DOCUMENT →
Teamsters Oppose the Kyoto Protocol

The 1.5 million-member International Brotherhood of Teamsters has adopted a resolution opposing the Kyoto Protocol. It states, “The International Brotherhood of Teamsters will oppose the Kyoto Protocol and any like treaty, legislative or regulatory action that causes job loss and mandates internationally disproportionate greenhouse gas reductions.” It also called for a “short- and long-term comprehensive energy strategy that will assure that energy is adequate and affordable for American families and that prevents energy shortfalls that destabilize the economy” (Greenwire, January 23, 2001).

EIA Analyzes Multi-Emissions Reduction Proposals

Several bills have been floating around Capitol Hill which propose mandatory coordinated multi-emissions reductions of SO2, NOx and CO2. The Bush campaign also pledged in its energy policy statement to propose legislation to reduce emissions of these three gases as well as mercury through a “multi-pollutant” approach. At the request of former-Rep. David McIntosh, then-chairman of the House Subcommittee on National Economic Growth, Natural Resources, and Regulatory Affairs, the Department of Energy’s Energy Information Administration (EIA) has issued a study that analyzes “the potential costs of various multi-emission reduction strategies to reduce the air emissions from electric power plants.”

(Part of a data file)
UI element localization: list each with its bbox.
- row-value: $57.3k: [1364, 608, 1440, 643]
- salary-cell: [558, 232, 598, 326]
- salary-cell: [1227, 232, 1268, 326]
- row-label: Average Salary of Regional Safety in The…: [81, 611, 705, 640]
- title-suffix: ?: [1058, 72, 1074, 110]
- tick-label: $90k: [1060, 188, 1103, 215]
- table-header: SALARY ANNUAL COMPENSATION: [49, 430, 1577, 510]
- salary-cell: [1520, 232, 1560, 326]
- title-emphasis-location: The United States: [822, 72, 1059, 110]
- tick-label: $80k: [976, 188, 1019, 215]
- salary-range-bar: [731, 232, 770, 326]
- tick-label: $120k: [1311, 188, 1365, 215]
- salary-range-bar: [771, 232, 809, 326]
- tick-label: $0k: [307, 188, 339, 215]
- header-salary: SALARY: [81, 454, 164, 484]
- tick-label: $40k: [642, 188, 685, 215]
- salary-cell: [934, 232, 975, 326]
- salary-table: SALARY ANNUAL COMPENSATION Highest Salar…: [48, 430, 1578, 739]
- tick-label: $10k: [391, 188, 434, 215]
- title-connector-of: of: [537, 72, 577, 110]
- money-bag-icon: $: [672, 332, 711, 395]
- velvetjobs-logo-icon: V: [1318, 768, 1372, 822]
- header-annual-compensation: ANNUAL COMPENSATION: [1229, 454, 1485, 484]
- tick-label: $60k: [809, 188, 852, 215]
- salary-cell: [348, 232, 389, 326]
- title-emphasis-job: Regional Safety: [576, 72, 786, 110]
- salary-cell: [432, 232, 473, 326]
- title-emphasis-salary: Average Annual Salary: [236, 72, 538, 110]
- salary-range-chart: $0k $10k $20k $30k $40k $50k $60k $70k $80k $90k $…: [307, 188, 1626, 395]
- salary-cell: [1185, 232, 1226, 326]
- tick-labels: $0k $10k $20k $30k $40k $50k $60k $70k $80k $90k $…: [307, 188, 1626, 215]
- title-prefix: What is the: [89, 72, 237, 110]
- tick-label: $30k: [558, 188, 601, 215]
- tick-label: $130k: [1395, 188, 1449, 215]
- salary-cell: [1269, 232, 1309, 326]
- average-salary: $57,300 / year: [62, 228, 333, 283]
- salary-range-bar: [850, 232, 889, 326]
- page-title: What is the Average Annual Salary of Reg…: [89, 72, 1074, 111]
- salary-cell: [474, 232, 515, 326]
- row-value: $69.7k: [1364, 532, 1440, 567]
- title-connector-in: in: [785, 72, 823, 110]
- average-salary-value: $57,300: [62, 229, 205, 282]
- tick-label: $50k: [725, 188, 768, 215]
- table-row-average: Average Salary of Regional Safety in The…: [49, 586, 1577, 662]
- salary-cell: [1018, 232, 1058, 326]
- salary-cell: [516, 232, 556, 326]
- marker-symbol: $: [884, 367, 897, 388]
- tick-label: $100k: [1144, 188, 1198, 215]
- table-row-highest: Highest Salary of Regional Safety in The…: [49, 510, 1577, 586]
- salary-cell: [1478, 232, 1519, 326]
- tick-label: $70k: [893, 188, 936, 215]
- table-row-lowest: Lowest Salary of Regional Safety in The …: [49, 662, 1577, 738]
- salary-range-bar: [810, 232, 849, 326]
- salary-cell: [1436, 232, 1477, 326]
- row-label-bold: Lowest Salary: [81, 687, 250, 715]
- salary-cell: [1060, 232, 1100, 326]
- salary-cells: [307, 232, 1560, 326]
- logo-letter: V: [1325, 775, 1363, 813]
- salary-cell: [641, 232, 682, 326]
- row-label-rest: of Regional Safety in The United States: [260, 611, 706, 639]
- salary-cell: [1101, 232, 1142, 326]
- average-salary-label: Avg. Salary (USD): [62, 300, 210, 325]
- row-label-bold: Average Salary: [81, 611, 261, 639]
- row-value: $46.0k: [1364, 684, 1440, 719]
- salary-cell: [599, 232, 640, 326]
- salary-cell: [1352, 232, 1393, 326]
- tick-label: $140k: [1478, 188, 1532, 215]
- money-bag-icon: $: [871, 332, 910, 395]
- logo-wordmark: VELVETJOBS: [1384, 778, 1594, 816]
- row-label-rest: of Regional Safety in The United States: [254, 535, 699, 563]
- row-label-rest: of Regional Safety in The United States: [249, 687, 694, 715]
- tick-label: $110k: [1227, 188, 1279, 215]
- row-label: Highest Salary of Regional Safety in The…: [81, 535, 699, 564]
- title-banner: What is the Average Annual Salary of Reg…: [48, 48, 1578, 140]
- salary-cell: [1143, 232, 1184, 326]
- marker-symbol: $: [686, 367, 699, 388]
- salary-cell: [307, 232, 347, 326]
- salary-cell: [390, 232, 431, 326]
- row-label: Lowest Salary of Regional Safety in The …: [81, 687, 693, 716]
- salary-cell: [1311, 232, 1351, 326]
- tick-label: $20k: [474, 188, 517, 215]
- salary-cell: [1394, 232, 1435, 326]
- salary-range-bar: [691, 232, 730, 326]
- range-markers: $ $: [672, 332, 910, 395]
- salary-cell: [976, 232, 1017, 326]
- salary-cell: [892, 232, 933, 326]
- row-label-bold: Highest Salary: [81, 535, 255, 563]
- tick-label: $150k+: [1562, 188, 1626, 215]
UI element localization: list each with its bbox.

TASK INSTRUCTIONS →
**1.** According to the news briefs, how many members does the International Brotherhood of Teamsters have?
**2.** Repeat word for word the part of the news briefs between "Teamsters Oppose the" and "January 23, 2001).", inclusive.
The data has nothing to do with what you're asked to do here.

FULL SOLUTIONS →
**1.** 1.5 million members.

**2.**
Teamsters Oppose the Kyoto Protocol

The 1.5 million-member International Brotherhood of Teamsters has adopted a resolution opposing the Kyoto Protocol. It states, “The International Brotherhood of Teamsters will oppose the Kyoto Protocol and any like treaty, legislative or regulatory action that causes job loss and mandates internationally disproportionate greenhouse gas reductions.” It also called for a “short- and long-term comprehensive energy strategy that will assure that energy is adequate and affordable for American families and that prevents energy shortfalls that destabilize the economy” (Greenwire, January 23, 2001).